→ **WORK TO DO**:
Write out the material exactly. Do not include the pictures.

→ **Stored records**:

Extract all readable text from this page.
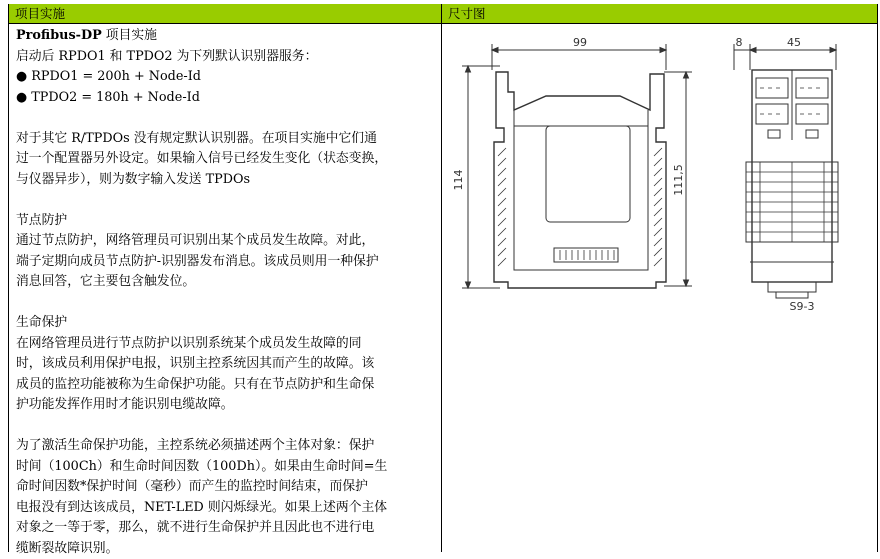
项目实施
Profibus-DP 项目实施
启动后 RPDO1 和 TPDO2 为下列默认识别器服务：
● RPDO1 = 200h + Node-Id
● TPDO2 = 180h + Node-Id
对于其它 R/TPDOs 没有规定默认识别器。在项目实施中它们通
过一个配置器另外设定。如果输入信号已经发生变化（状态变换，
与仪器异步），则为数字输入发送 TPDOs
节点防护
通过节点防护，网络管理员可识别出某个成员发生故障。对此，
端子定期向成员节点防护-识别器发布消息。该成员则用一种保护
消息回答，它主要包含触发位。
生命保护
在网络管理员进行节点防护以识别系统某个成员发生故障的同
时，该成员利用保护电报，识别主控系统因其而产生的故障。该
成员的监控功能被称为生命保护功能。只有在节点防护和生命保
护功能发挥作用时才能识别电缆故障。
为了激活生命保护功能，主控系统必须描述两个主体对象：保护
时间（100Ch）和生命时间因数（100Dh）。如果由生命时间=生
命时间因数*保护时间（毫秒）而产生的监控时间结束，而保护
电报没有到达该成员，NET-LED 则闪烁绿光。如果上述两个主体
对象之一等于零，那么，就不进行生命保护并且因此也不进行电
缆断裂故障识别。
尺寸图
99
114	111,5
8	45
S9-3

→ **SOLUTION TO THIS EXERCISE**:
Extract all readable text from this page.
项目实施
Profibus-DP 项目实施
启动后 RPDO1 和 TPDO2 为下列默认识别器服务：
● RPDO1 = 200h + Node-Id
● TPDO2 = 180h + Node-Id
对于其它 R/TPDOs 没有规定默认识别器。在项目实施中它们通
过一个配置器另外设定。如果输入信号已经发生变化（状态变换，
与仪器异步），则为数字输入发送 TPDOs
节点防护
通过节点防护，网络管理员可识别出某个成员发生故障。对此，
端子定期向成员节点防护-识别器发布消息。该成员则用一种保护
消息回答，它主要包含触发位。
生命保护
在网络管理员进行节点防护以识别系统某个成员发生故障的同
时，该成员利用保护电报，识别主控系统因其而产生的故障。该
成员的监控功能被称为生命保护功能。只有在节点防护和生命保
护功能发挥作用时才能识别电缆故障。
为了激活生命保护功能，主控系统必须描述两个主体对象：保护
时间（100Ch）和生命时间因数（100Dh）。如果由生命时间=生
命时间因数*保护时间（毫秒）而产生的监控时间结束，而保护
电报没有到达该成员，NET-LED 则闪烁绿光。如果上述两个主体
对象之一等于零，那么，就不进行生命保护并且因此也不进行电
缆断裂故障识别。
尺寸图
99
114	111,5
8	45
S9-3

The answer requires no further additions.